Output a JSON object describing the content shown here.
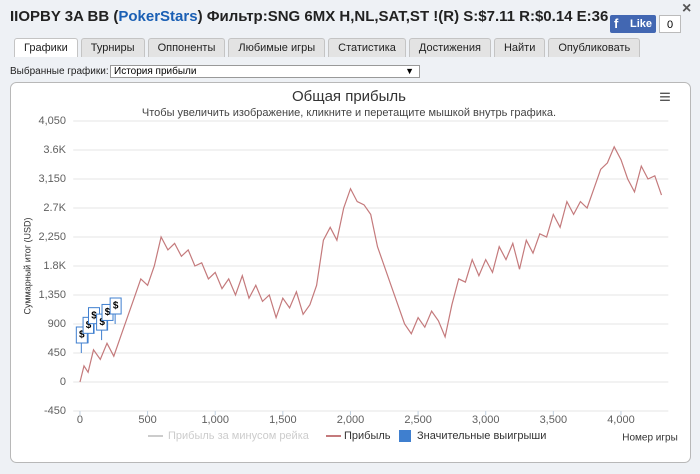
{
  "header": {
    "title_start": "IIOPBY 3A BB (",
    "site": "PokerStars",
    "title_end": ") Фильтр:SNG 6MX H,NL,SAT,ST !(R) S:$7.11 R:$0.14 E:36",
    "close": "×",
    "like": "Like",
    "like_count": "0"
  },
  "tabs": [
    "Графики",
    "Турниры",
    "Оппоненты",
    "Любимые игры",
    "Статистика",
    "Достижения",
    "Найти",
    "Опубликовать"
  ],
  "selector": {
    "label": "Выбранные графики:",
    "value": "История прибыли",
    "arrow": "▼"
  },
  "chart_data": {
    "type": "line",
    "title": "Общая прибыль",
    "subtitle": "Чтобы увеличить изображение, кликните и перетащите мышкой внутрь графика.",
    "menu": "≡",
    "xlabel": "Номер игры",
    "ylabel": "Суммарный итог (USD)",
    "xlim": [
      -50,
      4350
    ],
    "ylim": [
      -450,
      4050
    ],
    "xticks": [
      0,
      500,
      {
        "value": 1000,
        "label": "1,000"
      },
      {
        "value": 1500,
        "label": "1,500"
      },
      {
        "value": 2000,
        "label": "2,000"
      },
      {
        "value": 2500,
        "label": "2,500"
      },
      {
        "value": 3000,
        "label": "3,000"
      },
      {
        "value": 3500,
        "label": "3,500"
      },
      {
        "value": 4000,
        "label": "4,000"
      }
    ],
    "yticks": [
      {
        "value": -450,
        "label": "-450"
      },
      0,
      450,
      900,
      {
        "value": 1350,
        "label": "1,350"
      },
      {
        "value": 1800,
        "label": "1.8K"
      },
      {
        "value": 2250,
        "label": "2,250"
      },
      {
        "value": 2700,
        "label": "2.7K"
      },
      {
        "value": 3150,
        "label": "3,150"
      },
      {
        "value": 3600,
        "label": "3.6K"
      },
      {
        "value": 4050,
        "label": "4,050"
      }
    ],
    "grid": true,
    "x": [
      0,
      30,
      60,
      100,
      150,
      200,
      250,
      300,
      350,
      400,
      450,
      500,
      550,
      600,
      650,
      700,
      750,
      800,
      850,
      900,
      950,
      1000,
      1050,
      1100,
      1150,
      1200,
      1250,
      1300,
      1350,
      1400,
      1450,
      1500,
      1550,
      1600,
      1650,
      1700,
      1750,
      1800,
      1850,
      1900,
      1950,
      2000,
      2050,
      2100,
      2150,
      2200,
      2300,
      2400,
      2450,
      2500,
      2550,
      2600,
      2650,
      2700,
      2750,
      2800,
      2850,
      2900,
      2950,
      3000,
      3050,
      3100,
      3150,
      3200,
      3250,
      3300,
      3350,
      3400,
      3450,
      3500,
      3550,
      3600,
      3650,
      3700,
      3750,
      3800,
      3850,
      3900,
      3950,
      4000,
      4050,
      4100,
      4150,
      4200,
      4250,
      4300
    ],
    "series": [
      {
        "name": "Прибыль",
        "color": "#c47a7c",
        "values": [
          0,
          250,
          150,
          500,
          350,
          600,
          400,
          700,
          1000,
          1300,
          1600,
          1500,
          1800,
          2250,
          2050,
          2150,
          1950,
          2050,
          1800,
          1850,
          1600,
          1700,
          1450,
          1600,
          1350,
          1650,
          1300,
          1500,
          1250,
          1350,
          1000,
          1300,
          1150,
          1400,
          1050,
          1200,
          1500,
          2200,
          2400,
          2200,
          2700,
          3000,
          2800,
          2750,
          2600,
          2100,
          1500,
          900,
          750,
          1000,
          850,
          1100,
          950,
          700,
          1200,
          1600,
          1550,
          1900,
          1650,
          1900,
          1700,
          2100,
          1900,
          2150,
          1750,
          2200,
          2000,
          2300,
          2250,
          2600,
          2400,
          2800,
          2600,
          2800,
          2700,
          3000,
          3300,
          3400,
          3650,
          3450,
          3150,
          2950,
          3350,
          3150,
          3200,
          2900
        ]
      }
    ],
    "hidden_series": {
      "name": "Прибыль за минусом рейка",
      "color": "#cccccc"
    },
    "flags": {
      "name": "Значительные выигрыши",
      "color": "#3f7fcf",
      "label": "$",
      "x": [
        10,
        60,
        100,
        160,
        200,
        260
      ],
      "values": [
        450,
        600,
        750,
        650,
        800,
        900
      ]
    }
  }
}
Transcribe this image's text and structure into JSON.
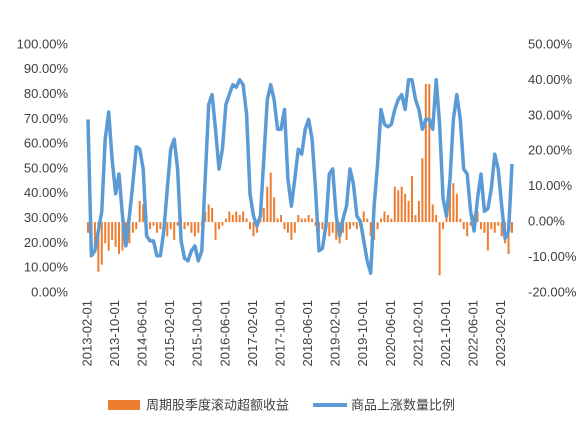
{
  "chart_data": {
    "type": "bar-line",
    "categories": [
      "2013-02-01",
      null,
      null,
      null,
      null,
      null,
      null,
      null,
      "2013-10-01",
      null,
      null,
      null,
      null,
      null,
      null,
      null,
      "2014-06-01",
      null,
      null,
      null,
      null,
      null,
      null,
      null,
      "2015-02-01",
      null,
      null,
      null,
      null,
      null,
      null,
      null,
      "2015-10-01",
      null,
      null,
      null,
      null,
      null,
      null,
      null,
      "2016-06-01",
      null,
      null,
      null,
      null,
      null,
      null,
      null,
      "2017-02-01",
      null,
      null,
      null,
      null,
      null,
      null,
      null,
      "2017-10-01",
      null,
      null,
      null,
      null,
      null,
      null,
      null,
      "2018-06-01",
      null,
      null,
      null,
      null,
      null,
      null,
      null,
      "2019-02-01",
      null,
      null,
      null,
      null,
      null,
      null,
      null,
      "2019-10-01",
      null,
      null,
      null,
      null,
      null,
      null,
      null,
      "2020-06-01",
      null,
      null,
      null,
      null,
      null,
      null,
      null,
      "2021-02-01",
      null,
      null,
      null,
      null,
      null,
      null,
      null,
      "2021-10-01",
      null,
      null,
      null,
      null,
      null,
      null,
      null,
      "2022-06-01",
      null,
      null,
      null,
      null,
      null,
      null,
      null,
      "2023-02-01",
      null,
      null,
      null
    ],
    "series": [
      {
        "name": "周期股季度滚动超额收益",
        "kind": "bar",
        "axis": "y2",
        "color": "#ed7d31",
        "values": [
          -3,
          -4,
          -7,
          -14,
          -12,
          -6,
          -8,
          -5,
          -7,
          -9,
          -8,
          -7,
          -6,
          -3,
          -2,
          6,
          5,
          2,
          -2,
          -1,
          -3,
          -2,
          -1,
          -4,
          -2,
          -5,
          -1,
          1,
          -2,
          -1,
          -3,
          -4,
          -3,
          -1,
          3,
          5,
          4,
          -5,
          -2,
          -1,
          1,
          3,
          2,
          3,
          2,
          3,
          1,
          -2,
          -4,
          -3,
          2,
          4,
          10,
          14,
          7,
          1,
          2,
          -2,
          -3,
          -5,
          -3,
          2,
          1,
          1,
          2,
          1,
          -1,
          -3,
          -2,
          -1,
          -4,
          -3,
          -5,
          -6,
          -3,
          -5,
          -2,
          -1,
          -2,
          -1,
          3,
          1,
          -4,
          -5,
          -2,
          1,
          3,
          2,
          1,
          10,
          9,
          10,
          8,
          6,
          13,
          2,
          6,
          18,
          39,
          39,
          5,
          2,
          -15,
          -2,
          3,
          10,
          11,
          8,
          1,
          -2,
          -4,
          -1,
          2,
          3,
          -2,
          -3,
          -8,
          -2,
          -3,
          -1,
          -4,
          -6,
          -9,
          -3
        ]
      },
      {
        "name": "商品上涨数量比例",
        "kind": "line",
        "axis": "y",
        "color": "#5b9bd5",
        "values": [
          70,
          15,
          17,
          25,
          33,
          62,
          73,
          54,
          40,
          48,
          31,
          19,
          31,
          44,
          59,
          58,
          50,
          23,
          21,
          21,
          15,
          15,
          25,
          42,
          58,
          62,
          50,
          21,
          14,
          13,
          17,
          19,
          13,
          17,
          46,
          76,
          80,
          66,
          50,
          58,
          76,
          80,
          84,
          83,
          86,
          84,
          72,
          40,
          31,
          27,
          31,
          54,
          78,
          84,
          78,
          66,
          66,
          74,
          46,
          35,
          46,
          58,
          56,
          66,
          70,
          62,
          42,
          17,
          18,
          27,
          48,
          50,
          31,
          23,
          30,
          35,
          50,
          44,
          31,
          29,
          21,
          13,
          8,
          35,
          52,
          74,
          68,
          67,
          68,
          74,
          78,
          80,
          74,
          86,
          86,
          78,
          74,
          66,
          70,
          70,
          66,
          86,
          68,
          38,
          31,
          46,
          70,
          80,
          70,
          50,
          48,
          33,
          25,
          38,
          48,
          33,
          34,
          42,
          56,
          50,
          35,
          22,
          25,
          52
        ]
      }
    ],
    "ylim": [
      0,
      100
    ],
    "yticks": [
      {
        "value": 0,
        "label": "0.00%"
      },
      {
        "value": 10,
        "label": "10.00%"
      },
      {
        "value": 20,
        "label": "20.00%"
      },
      {
        "value": 30,
        "label": "30.00%"
      },
      {
        "value": 40,
        "label": "40.00%"
      },
      {
        "value": 50,
        "label": "50.00%"
      },
      {
        "value": 60,
        "label": "60.00%"
      },
      {
        "value": 70,
        "label": "70.00%"
      },
      {
        "value": 80,
        "label": "80.00%"
      },
      {
        "value": 90,
        "label": "90.00%"
      },
      {
        "value": 100,
        "label": "100.00%"
      }
    ],
    "y2lim": [
      -20,
      50
    ],
    "y2ticks": [
      {
        "value": -20,
        "label": "-20.00%"
      },
      {
        "value": -10,
        "label": "-10.00%"
      },
      {
        "value": 0,
        "label": "0.00%"
      },
      {
        "value": 10,
        "label": "10.00%"
      },
      {
        "value": 20,
        "label": "20.00%"
      },
      {
        "value": 30,
        "label": "30.00%"
      },
      {
        "value": 40,
        "label": "40.00%"
      },
      {
        "value": 50,
        "label": "50.00%"
      }
    ],
    "legend": "bottom"
  }
}
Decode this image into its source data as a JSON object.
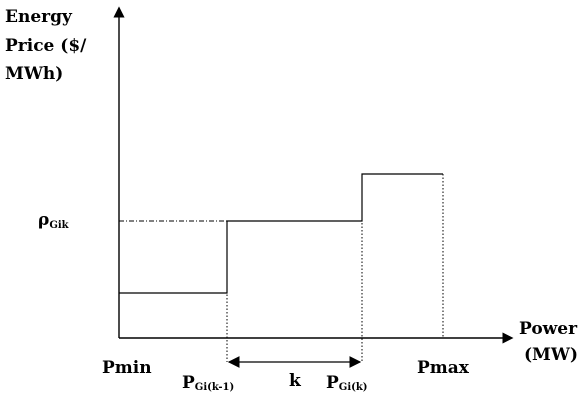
{
  "y_axis_label": [
    "Energy",
    "Price ($/",
    "MWh)"
  ],
  "x_axis_label": [
    "Power",
    "(MW)"
  ],
  "price_label": {
    "main": "ρ",
    "sub": "Gik"
  },
  "pmin_label": "Pmin",
  "pmax_label": "Pmax",
  "p_prev_label": {
    "main": "P",
    "sub": "Gi(k-1)"
  },
  "p_k_label": {
    "main": "P",
    "sub": "Gi(k)"
  },
  "block_label": "k",
  "colors": {
    "line": "#000000",
    "background": "#ffffff"
  }
}
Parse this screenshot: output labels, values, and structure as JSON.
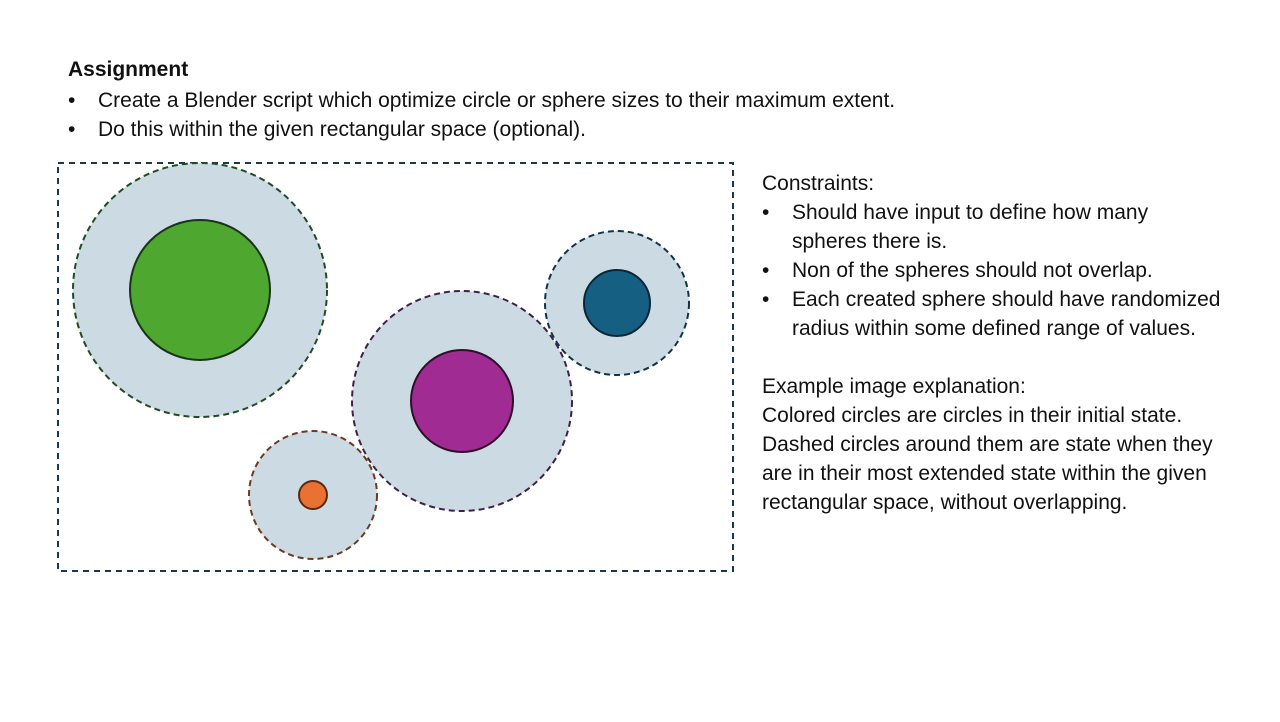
{
  "heading": "Assignment",
  "assignment_bullets": [
    "Create a Blender script which optimize circle or sphere sizes to their maximum extent.",
    "Do this within the given rectangular space (optional)."
  ],
  "constraints": {
    "title": "Constraints:",
    "items": [
      "Should have input to define how many spheres there is.",
      "Non of the spheres should not overlap.",
      "Each created sphere should have randomized radius within some defined range of values."
    ]
  },
  "explanation": {
    "title": "Example image explanation:",
    "paragraphs": [
      "Colored circles are circles in their initial state.",
      "Dashed circles around them are state when they are in their most extended state within the given rectangular space, without overlapping."
    ]
  },
  "colors": {
    "green": "#4ea72e",
    "magenta": "#a02b93",
    "blue": "#156082",
    "orange": "#e97132",
    "extended_fill": "#ccdae3"
  }
}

--------------------

## INSTRUCTIONS FOR THE TASK:
Without any pictures, write out the lines running from the one containing "Parse this screenshot: output" through the end of the listing above, both included, exactly as given.

## FINAL ANSWER:
Parse this screenshot: output labels, values, and structure as JSON.
{
  "heading": "Assignment",
  "assignment_bullets": [
    "Create a Blender script which optimize circle or sphere sizes to their maximum extent.",
    "Do this within the given rectangular space (optional)."
  ],
  "constraints": {
    "title": "Constraints:",
    "items": [
      "Should have input to define how many spheres there is.",
      "Non of the spheres should not overlap.",
      "Each created sphere should have randomized radius within some defined range of values."
    ]
  },
  "explanation": {
    "title": "Example image explanation:",
    "paragraphs": [
      "Colored circles are circles in their initial state.",
      "Dashed circles around them are state when they are in their most extended state within the given rectangular space, without overlapping."
    ]
  },
  "colors": {
    "green": "#4ea72e",
    "magenta": "#a02b93",
    "blue": "#156082",
    "orange": "#e97132",
    "extended_fill": "#ccdae3"
  }
}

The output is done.